--- SOURCE ---
Nous sommes réunis pour voter la restitution d'œuvres d'art spoliées à leurs propriétaires par le régime nazi. Ces œuvres retrouveront leur propriétaire légitime et ces restitutions constitueront, sans nul doute, une étape supplémentaire dans la nécessaire réparation des abominations que le régime nazi a fait subir au peuple juif, bafouant tous les principes d'humanité. Nous le devons à ces hommes, à ces femmes, à ces enfants dont la mémoire a été blessée sans pour autant être détruite, et pour qui ces objets, loin de n'être que de simples œuvres d'art, font entendre, à travers les années, l'écho de la tragédie, d'un crime contre l'humanité dont le souvenir restera à jamais indélébile.
Si le processus de restitution est différent de celui prévu par le projet de loi relatif à la restitution de biens culturels au Bénin et au Sénégal, il n'en est pas moins indispensable. Cet acte symbolique fort montre ce que la République est capable de faire pour servir une justice intemporelle. Il n'est d'ailleurs pas inutile de rappeler, comme vous l'avez fait, madame la rapporteure, dans votre rapport, que si la spoliation dont nous parlons ici fut largement inspirée par les politiques nazies, celles-ci n'ont pu trouver leur funeste application que dans le cadre législatif élaboré par le régime de Vichy. C'est aussi le poids de cette dette envers nos concitoyens assassinés par dizaines de milliers, dont certains ont été dépossédés, qu'il faut rappeler.

Données d'annotation des boîtes

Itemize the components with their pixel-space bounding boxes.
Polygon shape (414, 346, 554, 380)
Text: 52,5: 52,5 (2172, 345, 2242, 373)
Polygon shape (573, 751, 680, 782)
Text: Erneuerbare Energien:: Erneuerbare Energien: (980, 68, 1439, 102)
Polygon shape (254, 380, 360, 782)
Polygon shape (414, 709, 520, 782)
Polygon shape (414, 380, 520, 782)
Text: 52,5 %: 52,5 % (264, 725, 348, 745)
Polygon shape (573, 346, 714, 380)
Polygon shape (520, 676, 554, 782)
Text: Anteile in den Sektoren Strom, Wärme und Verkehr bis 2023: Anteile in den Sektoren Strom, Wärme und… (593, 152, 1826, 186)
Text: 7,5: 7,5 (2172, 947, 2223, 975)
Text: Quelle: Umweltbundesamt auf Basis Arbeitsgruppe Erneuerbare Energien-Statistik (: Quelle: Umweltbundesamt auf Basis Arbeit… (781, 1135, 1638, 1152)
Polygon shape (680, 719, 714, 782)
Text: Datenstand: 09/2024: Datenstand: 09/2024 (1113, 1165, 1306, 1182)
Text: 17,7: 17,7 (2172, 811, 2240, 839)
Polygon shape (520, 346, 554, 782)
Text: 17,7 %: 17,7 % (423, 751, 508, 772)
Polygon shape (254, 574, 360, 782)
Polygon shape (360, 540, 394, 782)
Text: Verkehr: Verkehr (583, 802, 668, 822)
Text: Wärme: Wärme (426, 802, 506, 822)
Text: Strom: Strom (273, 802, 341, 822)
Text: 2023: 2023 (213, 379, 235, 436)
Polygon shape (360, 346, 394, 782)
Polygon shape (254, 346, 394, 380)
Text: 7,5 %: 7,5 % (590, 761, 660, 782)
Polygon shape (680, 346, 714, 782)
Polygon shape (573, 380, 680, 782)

--- TÂCHES DEMANDÉES ---
a – Dans le texte sur la restitution des œuvres spoliées, relevez tous ceux à qui, selon la phrase commençant par « Nous le devons », cette restitution est due.
b – Poursuivez le texte sur la restitution des œuvres spoliées après sa dernière phrase.

--- RÉSULTATS PAR TÂCHE ---
a – Ces hommes, ces femmes, ces enfants.

b –
Le principe n'est pas d'attendre les demandes des familles pour procéder à la restitution de ces œuvres mais de les devancer en s'engageant dans des actes réparateurs. Je salue l'extraordinaire travail réalisé par les musées, le ministère et la CIVS pour identifier ces spoliations, en vue de futures restitutions. Ce projet de loi va dans le sens d'une histoire qui reconnaît et dénonce les crimes commis, qui apaise et réconcilie, qui nous rassemble. C'est un honneur pour le législateur de participer à ce processus. En quittant le musée d'Orsay, le Louvre, le château de Compiègne et la ville de Sannois, ces œuvres retrouveront la quiétude des biens rendus à leurs propriétaires et participeront au souvenir des aïeux des familles qui pourront les contempler à nouveau.
Si nous partageons la volonté politique de ce texte, notre rôle de législateur est aussi de nous interroger sur le sens de la loi. Parce qu'elles appartiennent aux collections publiques, ces œuvres doivent être restituées par la voie législative, la seule à même de contourner les principes d'inaliénabilité, d'imprescriptibilité et d'insaisissabilité. Aussi, contrairement à ce qui est prévu pour les quelque 2 000 œuvres relevant du statut MNR qui n'ont, à ce jour, été ni restituées ni vendues et qui peuvent faire l'objet d'une restitution dans un cadre juridique idoine, nous serions amenés à légiférer à chaque restitution d'œuvres spoliées appartenant à l'État.
Vous l'avez souligné, madame la rapporteure, l'Allemagne et Israël nous ont devancés sur ces questions et nous comprenons aisément pourquoi ; il est donc temps pour la France d'accélérer la mise en œuvre de ces restitutions. Or le fait de passer par l'intervention du législateur pour chaque œuvre risque de ralentir considérablement un processus qui aura déjà été élaboré par des services tout à fait compétents. La justice, dans ces conditions, ne sera pas rendue dans un délai raisonnable. Aussi nos collègues sénateurs ont-ils raison d'appeler à un débat à la fois au sein de la représentation nationale et de l'opinion publique. Doter la France, comme le propose notre collègue sénatrice, d'une méthode « transparente, collégiale et scientifique » est évidemment un objectif louable, à la condition qu'il n'éloigne pas les musées de leur cœur de métier. Leurs équipes l'ont mille fois prouvé par leur travail acharné : elles n'ont cessé, depuis des décennies, de redonner à chaque œuvre, à chaque histoire, toute la vérité d'un exode, d'un arrachement, et quelquefois d'un retour à la descendance dans le cadre d'une restitution.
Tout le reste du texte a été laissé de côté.